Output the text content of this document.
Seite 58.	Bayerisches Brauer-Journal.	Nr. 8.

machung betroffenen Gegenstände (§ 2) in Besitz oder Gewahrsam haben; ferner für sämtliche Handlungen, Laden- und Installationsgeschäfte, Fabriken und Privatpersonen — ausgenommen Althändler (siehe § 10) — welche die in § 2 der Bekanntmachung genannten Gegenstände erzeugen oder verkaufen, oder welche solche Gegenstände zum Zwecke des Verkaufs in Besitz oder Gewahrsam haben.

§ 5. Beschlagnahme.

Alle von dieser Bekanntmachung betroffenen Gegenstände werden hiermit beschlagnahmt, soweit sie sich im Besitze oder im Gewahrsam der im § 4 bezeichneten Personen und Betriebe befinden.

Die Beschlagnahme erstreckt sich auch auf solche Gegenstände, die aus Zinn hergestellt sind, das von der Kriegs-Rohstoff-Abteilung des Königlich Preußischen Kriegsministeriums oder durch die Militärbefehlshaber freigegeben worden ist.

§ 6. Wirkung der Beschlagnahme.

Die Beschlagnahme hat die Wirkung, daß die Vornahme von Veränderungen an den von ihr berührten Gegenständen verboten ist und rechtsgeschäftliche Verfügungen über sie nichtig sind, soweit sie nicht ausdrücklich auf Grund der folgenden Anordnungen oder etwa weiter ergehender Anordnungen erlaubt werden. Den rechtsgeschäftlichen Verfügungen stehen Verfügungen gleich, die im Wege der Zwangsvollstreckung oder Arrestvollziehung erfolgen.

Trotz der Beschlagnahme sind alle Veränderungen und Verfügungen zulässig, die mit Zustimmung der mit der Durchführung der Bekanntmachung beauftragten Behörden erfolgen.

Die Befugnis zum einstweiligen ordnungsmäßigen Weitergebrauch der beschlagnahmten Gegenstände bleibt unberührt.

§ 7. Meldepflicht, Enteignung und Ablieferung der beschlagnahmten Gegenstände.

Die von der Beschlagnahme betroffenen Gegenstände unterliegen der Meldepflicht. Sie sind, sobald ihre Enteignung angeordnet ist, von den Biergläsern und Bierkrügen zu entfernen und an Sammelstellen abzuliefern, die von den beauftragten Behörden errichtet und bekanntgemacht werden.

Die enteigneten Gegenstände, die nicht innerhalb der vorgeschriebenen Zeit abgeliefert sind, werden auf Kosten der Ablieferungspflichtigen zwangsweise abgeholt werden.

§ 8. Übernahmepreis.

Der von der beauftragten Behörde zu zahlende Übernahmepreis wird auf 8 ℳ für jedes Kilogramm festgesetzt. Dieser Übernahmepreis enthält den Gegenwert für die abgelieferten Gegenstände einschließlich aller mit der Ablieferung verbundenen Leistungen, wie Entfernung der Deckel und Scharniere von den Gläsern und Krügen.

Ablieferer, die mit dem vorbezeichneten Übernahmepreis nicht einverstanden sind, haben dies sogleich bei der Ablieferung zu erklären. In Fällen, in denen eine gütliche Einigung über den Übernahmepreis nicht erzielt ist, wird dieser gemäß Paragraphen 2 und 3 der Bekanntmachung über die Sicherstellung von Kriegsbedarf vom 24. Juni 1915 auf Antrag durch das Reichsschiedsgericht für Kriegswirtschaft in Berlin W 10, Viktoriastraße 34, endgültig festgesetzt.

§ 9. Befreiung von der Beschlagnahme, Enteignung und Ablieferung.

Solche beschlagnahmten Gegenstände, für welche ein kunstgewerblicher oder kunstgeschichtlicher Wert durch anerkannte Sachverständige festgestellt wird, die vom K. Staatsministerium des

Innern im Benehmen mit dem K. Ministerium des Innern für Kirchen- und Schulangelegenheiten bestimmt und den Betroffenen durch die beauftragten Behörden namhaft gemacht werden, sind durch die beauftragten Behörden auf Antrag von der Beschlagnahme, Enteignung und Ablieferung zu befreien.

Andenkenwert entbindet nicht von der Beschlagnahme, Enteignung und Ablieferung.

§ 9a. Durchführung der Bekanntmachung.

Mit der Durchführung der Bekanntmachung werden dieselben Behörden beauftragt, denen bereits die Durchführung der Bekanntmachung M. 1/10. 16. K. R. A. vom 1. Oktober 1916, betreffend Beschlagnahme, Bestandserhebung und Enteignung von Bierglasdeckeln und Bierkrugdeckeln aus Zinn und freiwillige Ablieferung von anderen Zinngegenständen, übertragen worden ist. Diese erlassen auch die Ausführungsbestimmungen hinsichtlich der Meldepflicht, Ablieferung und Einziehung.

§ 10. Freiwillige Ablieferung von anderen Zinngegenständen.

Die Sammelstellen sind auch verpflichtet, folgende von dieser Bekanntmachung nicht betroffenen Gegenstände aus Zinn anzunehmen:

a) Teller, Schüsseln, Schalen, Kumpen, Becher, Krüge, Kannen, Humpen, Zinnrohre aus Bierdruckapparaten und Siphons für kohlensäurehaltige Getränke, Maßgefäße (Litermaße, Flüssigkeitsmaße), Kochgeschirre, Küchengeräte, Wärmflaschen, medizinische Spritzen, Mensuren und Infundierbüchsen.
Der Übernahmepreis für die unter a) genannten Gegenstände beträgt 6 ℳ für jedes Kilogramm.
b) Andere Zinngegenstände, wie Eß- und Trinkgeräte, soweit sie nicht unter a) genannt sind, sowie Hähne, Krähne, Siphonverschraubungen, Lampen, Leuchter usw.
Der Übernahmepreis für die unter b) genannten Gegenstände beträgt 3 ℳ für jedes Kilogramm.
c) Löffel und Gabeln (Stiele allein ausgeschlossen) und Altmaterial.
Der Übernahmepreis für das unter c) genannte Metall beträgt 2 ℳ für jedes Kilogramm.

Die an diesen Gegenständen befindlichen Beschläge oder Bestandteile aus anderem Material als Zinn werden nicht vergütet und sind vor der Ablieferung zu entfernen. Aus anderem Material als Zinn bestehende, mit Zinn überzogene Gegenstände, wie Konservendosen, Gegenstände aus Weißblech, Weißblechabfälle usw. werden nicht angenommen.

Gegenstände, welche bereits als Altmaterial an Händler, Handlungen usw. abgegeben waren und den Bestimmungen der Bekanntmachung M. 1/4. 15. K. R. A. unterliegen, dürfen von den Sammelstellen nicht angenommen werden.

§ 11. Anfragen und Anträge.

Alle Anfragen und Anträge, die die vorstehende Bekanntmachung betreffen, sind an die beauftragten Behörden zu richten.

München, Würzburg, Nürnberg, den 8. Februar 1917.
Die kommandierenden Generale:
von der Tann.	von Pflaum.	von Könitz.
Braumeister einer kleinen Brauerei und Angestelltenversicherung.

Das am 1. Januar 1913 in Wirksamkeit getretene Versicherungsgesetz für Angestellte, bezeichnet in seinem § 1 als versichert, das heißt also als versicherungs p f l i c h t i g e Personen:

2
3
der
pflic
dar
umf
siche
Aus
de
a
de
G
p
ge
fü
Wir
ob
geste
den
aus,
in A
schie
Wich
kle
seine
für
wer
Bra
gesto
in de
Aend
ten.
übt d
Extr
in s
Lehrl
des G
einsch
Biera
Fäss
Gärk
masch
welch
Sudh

******************************

* _ABOUT THIS TASK_
Nothing in the data may be left out; copy every line exactly.

* _PROBLEM SOLUTION_
Output the text content of this document.
Seite 58.	Bayerisches Brauer-Journal.	Nr. 8.

machung betroffenen Gegenstände (§ 2) in Besitz oder Gewahrsam haben; ferner für sämtliche Handlungen, Laden- und Installationsgeschäfte, Fabriken und Privatpersonen — ausgenommen Althändler (siehe § 10) — welche die in § 2 der Bekanntmachung genannten Gegenstände erzeugen oder verkaufen, oder welche solche Gegenstände zum Zwecke des Verkaufs in Besitz oder Gewahrsam haben.

§ 5. Beschlagnahme.

Alle von dieser Bekanntmachung betroffenen Gegenstände werden hiermit beschlagnahmt, soweit sie sich im Besitze oder im Gewahrsam der im § 4 bezeichneten Personen und Betriebe befinden.

Die Beschlagnahme erstreckt sich auch auf solche Gegenstände, die aus Zinn hergestellt sind, das von der Kriegs-Rohstoff-Abteilung des Königlich Preußischen Kriegsministeriums oder durch die Militärbefehlshaber freigegeben worden ist.

§ 6. Wirkung der Beschlagnahme.

Die Beschlagnahme hat die Wirkung, daß die Vornahme von Veränderungen an den von ihr berührten Gegenständen verboten ist und rechtsgeschäftliche Verfügungen über sie nichtig sind, soweit sie nicht ausdrücklich auf Grund der folgenden Anordnungen oder etwa weiter ergehender Anordnungen erlaubt werden. Den rechtsgeschäftlichen Verfügungen stehen Verfügungen gleich, die im Wege der Zwangsvollstreckung oder Arrestvollziehung erfolgen.

Trotz der Beschlagnahme sind alle Veränderungen und Verfügungen zulässig, die mit Zustimmung der mit der Durchführung der Bekanntmachung beauftragten Behörden erfolgen.

Die Befugnis zum einstweiligen ordnungsmäßigen Weitergebrauch der beschlagnahmten Gegenstände bleibt unberührt.

§ 7. Meldepflicht, Enteignung und Ablieferung der beschlagnahmten Gegenstände.

Die von der Beschlagnahme betroffenen Gegenstände unterliegen der Meldepflicht. Sie sind, sobald ihre Enteignung angeordnet ist, von den Biergläsern und Bierkrügen zu entfernen und an Sammelstellen abzuliefern, die von den beauftragten Behörden errichtet und bekanntgemacht werden.

Die enteigneten Gegenstände, die nicht innerhalb der vorgeschriebenen Zeit abgeliefert sind, werden auf Kosten der Ablieferungspflichtigen zwangsweise abgeholt werden.

§ 8. Übernahmepreis.

Der von der beauftragten Behörde zu zahlende Übernahmepreis wird auf 8 ℳ für jedes Kilogramm festgesetzt. Dieser Übernahmepreis enthält den Gegenwert für die abgelieferten Gegenstände einschließlich aller mit der Ablieferung verbundenen Leistungen, wie Entfernung der Deckel und Scharniere von den Gläsern und Krügen.

Ablieferer, die mit dem vorbezeichneten Übernahmepreis nicht einverstanden sind, haben dies sogleich bei der Ablieferung zu erklären. In Fällen, in denen eine gütliche Einigung über den Übernahmepreis nicht erzielt ist, wird dieser gemäß Paragraphen 2 und 3 der Bekanntmachung über die Sicherstellung von Kriegsbedarf vom 24. Juni 1915 auf Antrag durch das Reichsschiedsgericht für Kriegswirtschaft in Berlin W 10, Viktoriastraße 34, endgültig festgesetzt.

§ 9. Befreiung von der Beschlagnahme, Enteignung und Ablieferung.

Solche beschlagnahmten Gegenstände, für welche ein kunstgewerblicher oder kunstgeschichtlicher Wert durch anerkannte Sachverständige festgestellt wird, die vom K. Staatsministerium des

Innern im Benehmen mit dem K. Ministerium des Innern für Kirchen- und Schulangelegenheiten bestimmt und den Betroffenen durch die beauftragten Behörden namhaft gemacht werden, sind durch die beauftragten Behörden auf Antrag von der Beschlagnahme, Enteignung und Ablieferung zu befreien.

Andenkenwert entbindet nicht von der Beschlagnahme, Enteignung und Ablieferung.

§ 9a. Durchführung der Bekanntmachung.

Mit der Durchführung der Bekanntmachung werden dieselben Behörden beauftragt, denen bereits die Durchführung der Bekanntmachung M. 1/10. 16. K. R. A. vom 1. Oktober 1916, betreffend Beschlagnahme, Bestandserhebung und Enteignung von Bierglasdeckeln und Bierkrugdeckeln aus Zinn und freiwillige Ablieferung von anderen Zinngegenständen, übertragen worden ist. Diese erlassen auch die Ausführungsbestimmungen hinsichtlich der Meldepflicht, Ablieferung und Einziehung.

§ 10. Freiwillige Ablieferung von anderen Zinngegenständen.

Die Sammelstellen sind auch verpflichtet, folgende von dieser Bekanntmachung nicht betroffenen Gegenstände aus Zinn anzunehmen:

a) Teller, Schüsseln, Schalen, Kumpen, Becher, Krüge, Kannen, Humpen, Zinnrohre aus Bierdruckapparaten und Siphons für kohlensäurehaltige Getränke, Maßgefäße (Litermaße, Flüssigkeitsmaße), Kochgeschirre, Küchengeräte, Wärmflaschen, medizinische Spritzen, Mensuren und Infundierbüchsen.
Der Übernahmepreis für die unter a) genannten Gegenstände beträgt 6 ℳ für jedes Kilogramm.
b) Andere Zinngegenstände, wie Eß- und Trinkgeräte, soweit sie nicht unter a) genannt sind, sowie Hähne, Krähne, Siphonverschraubungen, Lampen, Leuchter usw.
Der Übernahmepreis für die unter b) genannten Gegenstände beträgt 3 ℳ für jedes Kilogramm.
c) Löffel und Gabeln (Stiele allein ausgeschlossen) und Altmaterial.
Der Übernahmepreis für das unter c) genannte Metall beträgt 2 ℳ für jedes Kilogramm.

Die an diesen Gegenständen befindlichen Beschläge oder Bestandteile aus anderem Material als Zinn werden nicht vergütet und sind vor der Ablieferung zu entfernen. Aus anderem Material als Zinn bestehende, mit Zinn überzogene Gegenstände, wie Konservendosen, Gegenstände aus Weißblech, Weißblechabfälle usw. werden nicht angenommen.

Gegenstände, welche bereits als Altmaterial an Händler, Handlungen usw. abgegeben waren und den Bestimmungen der Bekanntmachung M. 1/4. 15. K. R. A. unterliegen, dürfen von den Sammelstellen nicht angenommen werden.

§ 11. Anfragen und Anträge.

Alle Anfragen und Anträge, die die vorstehende Bekanntmachung betreffen, sind an die beauftragten Behörden zu richten.

München, Würzburg, Nürnberg, den 8. Februar 1917.
Die kommandierenden Generale:
von der Tann.	von Pflaum.	von Könitz.
Braumeister einer kleinen Brauerei und Angestelltenversicherung.

Das am 1. Januar 1913 in Wirksamkeit getretene Versicherungsgesetz für Angestellte, bezeichnet in seinem § 1 als versichert, das heißt also als versicherungs p f l i c h t i g e Personen:

2
3
der
pflic
dar
umf
siche
Aus
de
a
de
G
p
ge
fü
Wir
ob
geste
den
aus,
in A
schie
Wich
kle
seine
für
wer
Bra
gesto
in de
Aend
ten.
übt d
Extr
in s
Lehrl
des G
einsch
Biera
Fäss
Gärk
masch
welch
Sudh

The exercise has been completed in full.